Filter the data below for the string "Check" and copy each matching line.

════════

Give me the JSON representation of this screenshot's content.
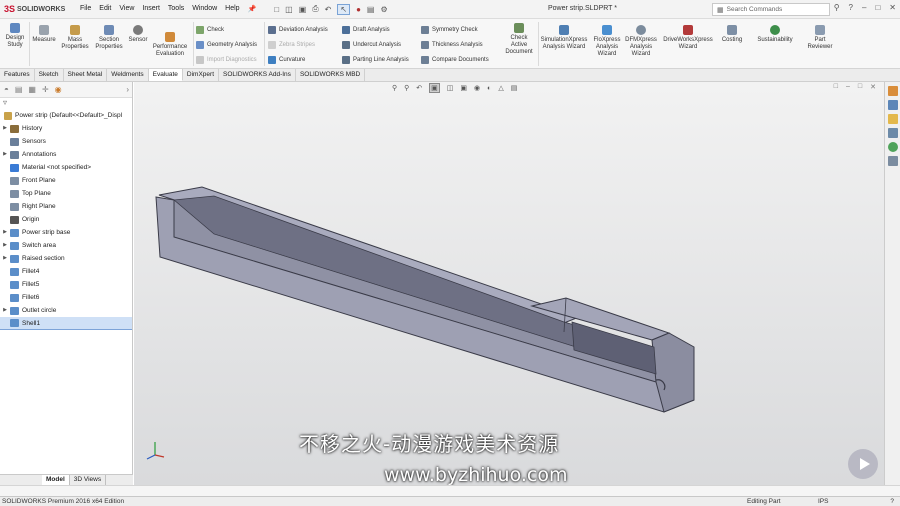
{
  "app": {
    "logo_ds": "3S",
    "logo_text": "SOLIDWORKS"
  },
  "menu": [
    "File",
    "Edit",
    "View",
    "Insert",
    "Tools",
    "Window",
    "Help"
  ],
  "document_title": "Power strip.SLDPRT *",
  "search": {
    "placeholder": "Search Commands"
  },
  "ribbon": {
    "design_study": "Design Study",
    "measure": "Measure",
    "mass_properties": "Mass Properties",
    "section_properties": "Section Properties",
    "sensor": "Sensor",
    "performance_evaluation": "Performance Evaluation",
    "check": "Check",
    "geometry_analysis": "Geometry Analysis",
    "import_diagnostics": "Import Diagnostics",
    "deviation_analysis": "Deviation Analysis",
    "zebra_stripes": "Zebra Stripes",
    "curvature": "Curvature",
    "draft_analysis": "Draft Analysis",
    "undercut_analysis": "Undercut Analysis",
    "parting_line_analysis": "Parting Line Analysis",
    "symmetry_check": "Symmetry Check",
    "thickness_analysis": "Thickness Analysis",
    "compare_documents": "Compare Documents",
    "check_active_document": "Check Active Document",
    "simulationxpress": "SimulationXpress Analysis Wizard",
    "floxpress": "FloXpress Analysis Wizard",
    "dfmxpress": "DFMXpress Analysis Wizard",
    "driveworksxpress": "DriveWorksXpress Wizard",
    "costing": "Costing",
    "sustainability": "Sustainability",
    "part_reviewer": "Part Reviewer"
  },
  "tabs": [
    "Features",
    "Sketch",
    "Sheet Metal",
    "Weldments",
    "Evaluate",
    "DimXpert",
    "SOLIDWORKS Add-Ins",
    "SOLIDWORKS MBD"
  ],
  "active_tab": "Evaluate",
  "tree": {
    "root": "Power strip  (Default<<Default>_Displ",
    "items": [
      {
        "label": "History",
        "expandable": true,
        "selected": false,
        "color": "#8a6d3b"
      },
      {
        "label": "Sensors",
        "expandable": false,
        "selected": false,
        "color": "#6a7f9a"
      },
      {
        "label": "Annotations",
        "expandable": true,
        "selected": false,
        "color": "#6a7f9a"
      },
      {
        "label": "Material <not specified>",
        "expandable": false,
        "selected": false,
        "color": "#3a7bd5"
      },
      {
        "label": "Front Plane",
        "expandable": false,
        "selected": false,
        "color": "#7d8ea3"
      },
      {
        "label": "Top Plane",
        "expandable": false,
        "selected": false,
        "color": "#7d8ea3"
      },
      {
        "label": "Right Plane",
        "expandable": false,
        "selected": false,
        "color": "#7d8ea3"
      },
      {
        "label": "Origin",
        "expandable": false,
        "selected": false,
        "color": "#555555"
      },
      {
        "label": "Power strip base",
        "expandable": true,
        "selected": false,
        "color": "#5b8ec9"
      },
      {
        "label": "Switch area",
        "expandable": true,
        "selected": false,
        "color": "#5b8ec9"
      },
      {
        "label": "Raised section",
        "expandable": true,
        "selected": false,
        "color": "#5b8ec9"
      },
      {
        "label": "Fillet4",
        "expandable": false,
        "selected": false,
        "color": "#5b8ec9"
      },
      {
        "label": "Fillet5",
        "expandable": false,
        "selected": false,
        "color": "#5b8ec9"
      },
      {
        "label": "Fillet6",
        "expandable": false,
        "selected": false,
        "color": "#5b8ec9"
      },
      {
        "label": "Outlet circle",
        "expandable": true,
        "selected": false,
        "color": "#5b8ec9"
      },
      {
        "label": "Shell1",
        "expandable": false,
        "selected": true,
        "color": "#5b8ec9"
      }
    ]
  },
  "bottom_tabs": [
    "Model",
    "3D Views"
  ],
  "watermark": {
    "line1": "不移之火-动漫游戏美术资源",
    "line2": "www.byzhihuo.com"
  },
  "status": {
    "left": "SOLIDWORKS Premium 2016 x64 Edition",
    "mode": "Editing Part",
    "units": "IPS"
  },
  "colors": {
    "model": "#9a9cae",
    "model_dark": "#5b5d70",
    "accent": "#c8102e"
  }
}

════════

Worked answer –
    "check": "Check",
    "symmetry_check": "Symmetry Check",
    "check_active_document": "Check Active Document",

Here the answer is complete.